Data entries
------
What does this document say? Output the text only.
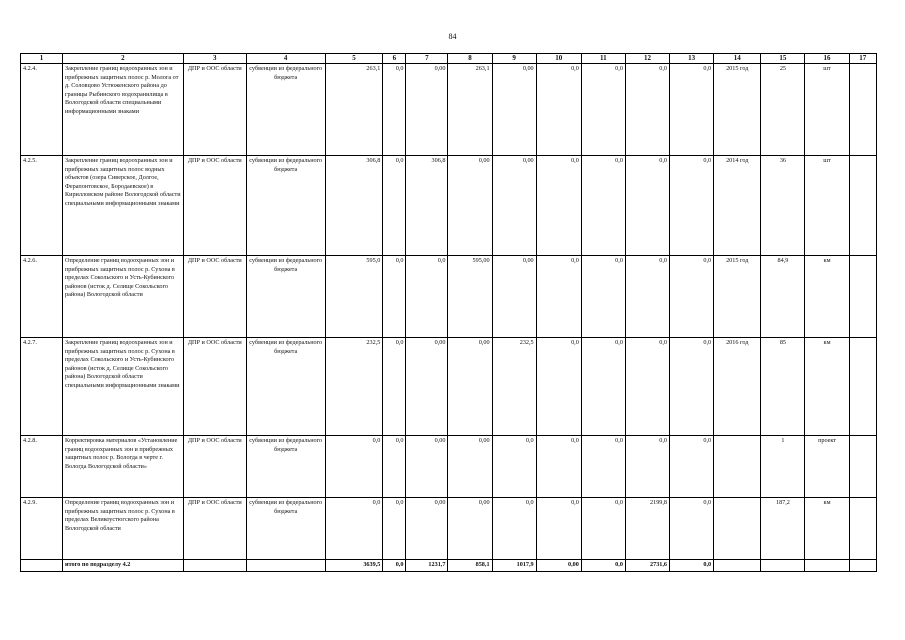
84
1	2	3	4	5	6	7	8	9	10	11	12	13	14	15	16	17
4.2.4.	Закрепление границ водоохранных зон и прибрежных защитных полос р. Молога от д. Соловцово Устюженского района до границы Рыбинского водохранилища в Вологодской области специальными информационными знаками	ДПР и ООС области	субвенции из федерального бюджета	263,1	0,0	0,00	263,1	0,00	0,0	0,0	0,0	0,0	2015 год	25	шт	
4.2.5.	Закрепление границ водоохранных зон и прибрежных защитных полос водных объектов (озера Сиверское, Долгое, Ферапонтовское, Бородаевское) в Кирилловском районе Вологодской области специальными информационными знаками	ДПР и ООС области	субвенции из федерального бюджета	306,8	0,0	306,8	0,00	0,00	0,0	0,0	0,0	0,0	2014 год	36	шт	
4.2.6.	Определение границ водоохранных зон и прибрежных защитных полос р. Сухона в пределах Сокольского и Усть-Кубинского районов (исток д. Селище Сокольского района) Вологодской области	ДПР и ООС области	субвенции из федерального бюджета	595,0	0,0	0,0	595,00	0,00	0,0	0,0	0,0	0,0	2015 год	84,9	км	
4.2.7.	Закрепление границ водоохранных зон и прибрежных защитных полос р. Сухона в пределах Сокольского и Усть-Кубинского районов (исток д. Селище Сокольского района) Вологодской области специальными информационными знаками	ДПР и ООС области	субвенции из федерального бюджета	232,5	0,0	0,00	0,00	232,5	0,0	0,0	0,0	0,0	2016 год	85	км	
4.2.8.	Корректировка материалов «Установление границ водоохранных зон и прибрежных защитных полос р. Вологда в черте г. Вологда Вологодской области»	ДПР и ООС области	субвенции из федерального бюджета	0,0	0,0	0,00	0,00	0,0	0,0	0,0	0,0	0,0		1	проект	
4.2.9.	Определение границ водоохранных зон и прибрежных защитных полос р. Сухона в пределах Великоустюгского района Вологодской области	ДПР и ООС области	субвенции из федерального бюджета	0,0	0,0	0,00	0,00	0,0	0,0	0,0	2199,8	0,0		187,2	км	
	итого по подразделу 4.2			3639,5	0,0	1231,7	858,1	1017,9	0,00	0,0	2731,6	0,0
------
* [Direction] Reproduce the data above in full, exactly as it is, with the pictures left out.

* [Answer to the task]
What does this document say? Output the text only.
84
1	2	3	4	5	6	7	8	9	10	11	12	13	14	15	16	17
4.2.4.	Закрепление границ водоохранных зон и прибрежных защитных полос р. Молога от д. Соловцово Устюженского района до границы Рыбинского водохранилища в Вологодской области специальными информационными знаками	ДПР и ООС области	субвенции из федерального бюджета	263,1	0,0	0,00	263,1	0,00	0,0	0,0	0,0	0,0	2015 год	25	шт	
4.2.5.	Закрепление границ водоохранных зон и прибрежных защитных полос водных объектов (озера Сиверское, Долгое, Ферапонтовское, Бородаевское) в Кирилловском районе Вологодской области специальными информационными знаками	ДПР и ООС области	субвенции из федерального бюджета	306,8	0,0	306,8	0,00	0,00	0,0	0,0	0,0	0,0	2014 год	36	шт	
4.2.6.	Определение границ водоохранных зон и прибрежных защитных полос р. Сухона в пределах Сокольского и Усть-Кубинского районов (исток д. Селище Сокольского района) Вологодской области	ДПР и ООС области	субвенции из федерального бюджета	595,0	0,0	0,0	595,00	0,00	0,0	0,0	0,0	0,0	2015 год	84,9	км	
4.2.7.	Закрепление границ водоохранных зон и прибрежных защитных полос р. Сухона в пределах Сокольского и Усть-Кубинского районов (исток д. Селище Сокольского района) Вологодской области специальными информационными знаками	ДПР и ООС области	субвенции из федерального бюджета	232,5	0,0	0,00	0,00	232,5	0,0	0,0	0,0	0,0	2016 год	85	км	
4.2.8.	Корректировка материалов «Установление границ водоохранных зон и прибрежных защитных полос р. Вологда в черте г. Вологда Вологодской области»	ДПР и ООС области	субвенции из федерального бюджета	0,0	0,0	0,00	0,00	0,0	0,0	0,0	0,0	0,0		1	проект	
4.2.9.	Определение границ водоохранных зон и прибрежных защитных полос р. Сухона в пределах Великоустюгского района Вологодской области	ДПР и ООС области	субвенции из федерального бюджета	0,0	0,0	0,00	0,00	0,0	0,0	0,0	2199,8	0,0		187,2	км	
	итого по подразделу 4.2			3639,5	0,0	1231,7	858,1	1017,9	0,00	0,0	2731,6	0,0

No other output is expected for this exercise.